> Quoted passage
::::::::

Message-ID: <3E4169E3.4050003@bogonomicon.net>
Date: Wed, 05 Feb 2003 13:45:39 -0600
From: Bryan Andersen <bryan@bogonomicon.net>
Organization: Bogonomicon
User-Agent: Mozilla/5.0 (X11; U; Linux i686; en-US; rv:1.0.0) Gecko/20020623 Debian/1.0.0-0.woody.1
MIME-Version: 1.0
To: Robbert Kouprie <robbert@radium.jvb.tudelft.nl>
CC: "'Stephan von Krawczynski'" <skraw@ithnet.com>,
       "'Benjamin Herrenschmidt'" <benh@kernel.crashing.org>, alan@redhat.com,
       linux-kernel@vger.kernel.org
Subject: Re: 2.4.21-pre4: PDC ide driver problems with shared interrupts
References: <009f01c2cd35$d9015860$020da8c0@nitemare>
Content-Type: text/plain; charset=us-ascii; format=flowed
Content-Transfer-Encoding: 7bit
Sender: linux-kernel-owner@vger.kernel.org
Content-Length: 6592
Lines: 174

This looks similar to what I complained about in "PDC292XX DMA
loss in 2.4.21-pre3-ac4".  I can reproduce my problem but it only 
happens randomly under heavy load.  I have to load down accesses
to both disks (each on their own channel as master) on the
controller.  The same task running on only one of the disks sees
no problems.

::::::::

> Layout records
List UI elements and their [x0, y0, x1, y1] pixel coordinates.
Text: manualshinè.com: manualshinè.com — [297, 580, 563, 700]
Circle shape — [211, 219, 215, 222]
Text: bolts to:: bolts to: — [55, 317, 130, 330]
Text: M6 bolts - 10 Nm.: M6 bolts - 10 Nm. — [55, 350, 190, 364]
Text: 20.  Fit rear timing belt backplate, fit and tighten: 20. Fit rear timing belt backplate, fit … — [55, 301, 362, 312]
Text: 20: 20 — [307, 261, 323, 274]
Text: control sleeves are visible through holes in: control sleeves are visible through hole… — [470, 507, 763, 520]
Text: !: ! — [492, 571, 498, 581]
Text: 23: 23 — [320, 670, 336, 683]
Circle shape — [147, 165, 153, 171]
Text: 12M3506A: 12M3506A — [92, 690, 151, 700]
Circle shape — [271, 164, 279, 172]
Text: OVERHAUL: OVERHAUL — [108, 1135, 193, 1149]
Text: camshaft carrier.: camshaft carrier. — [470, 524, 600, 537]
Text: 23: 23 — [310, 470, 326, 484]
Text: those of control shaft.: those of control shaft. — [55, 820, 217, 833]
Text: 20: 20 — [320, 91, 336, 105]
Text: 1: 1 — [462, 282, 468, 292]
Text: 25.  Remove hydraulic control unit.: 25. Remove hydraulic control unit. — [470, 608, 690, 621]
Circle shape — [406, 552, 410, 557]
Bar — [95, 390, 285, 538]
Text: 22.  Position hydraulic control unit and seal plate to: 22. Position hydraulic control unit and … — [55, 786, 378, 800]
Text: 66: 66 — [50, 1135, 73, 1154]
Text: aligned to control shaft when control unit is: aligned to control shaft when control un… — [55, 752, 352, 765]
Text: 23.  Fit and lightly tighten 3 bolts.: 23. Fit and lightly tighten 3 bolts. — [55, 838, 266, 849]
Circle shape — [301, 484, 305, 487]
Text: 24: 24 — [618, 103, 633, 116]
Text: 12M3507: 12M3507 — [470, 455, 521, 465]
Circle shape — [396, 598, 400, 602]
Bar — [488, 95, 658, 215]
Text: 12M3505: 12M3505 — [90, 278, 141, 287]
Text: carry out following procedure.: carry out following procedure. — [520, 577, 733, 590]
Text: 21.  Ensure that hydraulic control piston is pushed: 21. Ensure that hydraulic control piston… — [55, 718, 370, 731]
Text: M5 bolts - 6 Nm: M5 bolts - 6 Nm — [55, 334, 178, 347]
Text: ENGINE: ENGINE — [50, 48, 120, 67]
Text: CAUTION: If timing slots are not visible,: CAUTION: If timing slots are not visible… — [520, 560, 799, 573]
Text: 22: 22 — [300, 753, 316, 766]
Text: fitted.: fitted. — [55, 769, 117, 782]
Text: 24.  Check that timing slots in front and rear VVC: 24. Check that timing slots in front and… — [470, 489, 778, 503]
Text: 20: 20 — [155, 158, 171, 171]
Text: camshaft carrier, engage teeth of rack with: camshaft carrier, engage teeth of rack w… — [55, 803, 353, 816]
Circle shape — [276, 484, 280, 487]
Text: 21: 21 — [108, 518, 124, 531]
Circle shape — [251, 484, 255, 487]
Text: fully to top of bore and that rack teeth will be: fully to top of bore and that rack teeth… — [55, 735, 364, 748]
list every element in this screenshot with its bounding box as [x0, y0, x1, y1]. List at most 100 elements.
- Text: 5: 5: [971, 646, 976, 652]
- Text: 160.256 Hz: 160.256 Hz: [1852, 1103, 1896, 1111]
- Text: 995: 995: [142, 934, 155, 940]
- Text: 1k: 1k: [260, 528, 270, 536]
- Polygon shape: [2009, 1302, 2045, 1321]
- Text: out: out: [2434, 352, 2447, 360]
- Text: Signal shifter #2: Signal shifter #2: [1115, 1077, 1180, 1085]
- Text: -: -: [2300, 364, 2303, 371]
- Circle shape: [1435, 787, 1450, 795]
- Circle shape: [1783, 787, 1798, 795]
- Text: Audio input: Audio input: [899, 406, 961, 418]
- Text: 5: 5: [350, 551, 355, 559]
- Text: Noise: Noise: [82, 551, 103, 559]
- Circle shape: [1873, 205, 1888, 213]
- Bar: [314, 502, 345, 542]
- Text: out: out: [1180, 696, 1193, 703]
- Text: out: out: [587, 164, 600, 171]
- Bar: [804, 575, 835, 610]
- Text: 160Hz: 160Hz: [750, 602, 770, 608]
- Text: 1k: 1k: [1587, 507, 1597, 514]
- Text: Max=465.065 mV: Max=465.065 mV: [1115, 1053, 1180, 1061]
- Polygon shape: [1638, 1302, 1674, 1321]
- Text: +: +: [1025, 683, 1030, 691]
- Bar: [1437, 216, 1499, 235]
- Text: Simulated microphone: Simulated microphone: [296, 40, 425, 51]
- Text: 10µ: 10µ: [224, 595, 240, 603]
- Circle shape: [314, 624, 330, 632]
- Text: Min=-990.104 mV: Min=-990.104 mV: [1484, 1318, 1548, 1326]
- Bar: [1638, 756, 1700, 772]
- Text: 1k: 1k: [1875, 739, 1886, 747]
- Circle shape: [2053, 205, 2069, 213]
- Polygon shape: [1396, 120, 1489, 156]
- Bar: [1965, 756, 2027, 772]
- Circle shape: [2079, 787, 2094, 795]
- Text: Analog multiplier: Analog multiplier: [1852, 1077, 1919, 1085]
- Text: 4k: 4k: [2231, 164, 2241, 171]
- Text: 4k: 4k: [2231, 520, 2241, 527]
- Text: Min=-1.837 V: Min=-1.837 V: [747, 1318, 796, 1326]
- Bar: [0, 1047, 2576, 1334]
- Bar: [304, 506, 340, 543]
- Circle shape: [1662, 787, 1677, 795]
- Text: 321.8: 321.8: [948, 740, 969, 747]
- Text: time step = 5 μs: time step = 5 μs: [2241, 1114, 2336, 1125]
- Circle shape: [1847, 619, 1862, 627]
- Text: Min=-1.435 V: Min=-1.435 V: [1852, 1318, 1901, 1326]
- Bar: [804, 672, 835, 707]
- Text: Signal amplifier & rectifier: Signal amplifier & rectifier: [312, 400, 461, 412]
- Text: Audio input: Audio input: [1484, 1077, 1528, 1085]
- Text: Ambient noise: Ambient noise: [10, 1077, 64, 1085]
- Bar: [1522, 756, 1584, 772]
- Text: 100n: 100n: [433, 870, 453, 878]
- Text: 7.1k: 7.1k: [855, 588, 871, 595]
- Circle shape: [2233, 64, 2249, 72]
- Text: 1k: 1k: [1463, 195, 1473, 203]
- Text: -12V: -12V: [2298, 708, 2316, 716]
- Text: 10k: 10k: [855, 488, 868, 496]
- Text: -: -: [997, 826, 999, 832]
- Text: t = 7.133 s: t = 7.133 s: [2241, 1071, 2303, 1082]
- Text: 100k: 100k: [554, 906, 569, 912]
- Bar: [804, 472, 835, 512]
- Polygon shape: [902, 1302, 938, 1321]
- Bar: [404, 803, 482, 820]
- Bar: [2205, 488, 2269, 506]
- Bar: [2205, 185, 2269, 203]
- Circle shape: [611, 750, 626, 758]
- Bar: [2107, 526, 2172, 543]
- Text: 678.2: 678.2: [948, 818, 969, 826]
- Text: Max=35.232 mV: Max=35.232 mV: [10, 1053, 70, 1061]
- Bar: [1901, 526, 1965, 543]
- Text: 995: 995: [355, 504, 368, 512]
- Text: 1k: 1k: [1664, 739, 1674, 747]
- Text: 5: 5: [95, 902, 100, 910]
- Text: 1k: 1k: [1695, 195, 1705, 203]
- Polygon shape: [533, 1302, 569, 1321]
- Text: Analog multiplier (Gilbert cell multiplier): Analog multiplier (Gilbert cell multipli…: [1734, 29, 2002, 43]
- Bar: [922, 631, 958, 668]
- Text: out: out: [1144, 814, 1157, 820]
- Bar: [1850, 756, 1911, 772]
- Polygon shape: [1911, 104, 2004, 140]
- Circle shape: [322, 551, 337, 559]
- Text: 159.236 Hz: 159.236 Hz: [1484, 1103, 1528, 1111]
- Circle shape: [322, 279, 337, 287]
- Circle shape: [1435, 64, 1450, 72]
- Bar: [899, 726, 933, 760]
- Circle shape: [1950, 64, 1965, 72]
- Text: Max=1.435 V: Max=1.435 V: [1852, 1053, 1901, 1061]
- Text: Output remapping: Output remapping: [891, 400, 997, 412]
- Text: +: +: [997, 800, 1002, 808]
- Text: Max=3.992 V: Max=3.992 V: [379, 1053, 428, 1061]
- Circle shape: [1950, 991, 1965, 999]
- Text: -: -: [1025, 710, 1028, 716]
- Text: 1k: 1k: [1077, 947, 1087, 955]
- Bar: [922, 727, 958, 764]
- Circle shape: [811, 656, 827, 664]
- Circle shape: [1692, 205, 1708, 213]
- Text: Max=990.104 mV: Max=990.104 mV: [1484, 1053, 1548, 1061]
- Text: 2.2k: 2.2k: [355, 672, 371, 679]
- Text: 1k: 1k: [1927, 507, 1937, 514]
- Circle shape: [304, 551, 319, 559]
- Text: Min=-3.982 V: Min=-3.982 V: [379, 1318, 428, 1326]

::::::::

> Prompt 1
Print the passage of the kernel mailing list message from "This looks similar" to "no problems.", keeping its original wording.
> Prompt 2
Give what follows the last sentence of the kernel mailing list message about the PDC IDE driver problem.

> Written answer 1
This looks similar to what I complained about in "PDC292XX DMA
loss in 2.4.21-pre3-ac4".  I can reproduce my problem but it only 
happens randomly under heavy load.  I have to load down accesses
to both disks (each on their own channel as master) on the
controller.  The same task running on only one of the disks sees
no problems.

> Written answer 2
    http://www.ussg.iu.edu/hypermail/linux/kernel/0301.3/0239.html

The only differnce now is I have seen it on both disks on the
PDC29269.  I have one disk on each channel.  I've ruled out problems 
with the hardware.  I'm now using different cables and a differnt 
PDC29269 controller.

This is from earlier today.

Feb  5 10:57:11 blip kernel: hdg: dma_intr: status=0xd0 { Busy }
Feb  5 10:57:11 blip kernel:
Feb  5 10:57:11 blip kernel: hdg: DMA disabled
Feb  5 10:57:11 blip kernel: PDC202XX: Secondary channel reset.
Feb  5 10:57:11 blip kernel: ide3: reset: success

This one is recent after the reboot after the one above.

Feb  5 13:22:42 blip kernel: hde: dma_intr: status=0xd0 { Busy }
Feb  5 13:22:42 blip kernel:
Feb  5 13:22:42 blip kernel: hde: DMA disabled
Feb  5 13:22:42 blip kernel: PDC202XX: Primary channel reset.
Feb  5 13:22:43 blip kernel: ide2: reset: success

It happened after about 12 minutes run time on the script below.

#!/bin/bash
mount1=/data5 # {mount point of disk one}
mount2=/data6 # {mount point of disk two}
mount3=/usr   # Further load to use up DMA channel time

(while(true)
do
    find /$mount1 -type f -print | xargs wc
done > /dev/null) &
(while(true)
do
    find /$mount2 -type f -print | xargs wc
done > /dev/null) &
(while(true)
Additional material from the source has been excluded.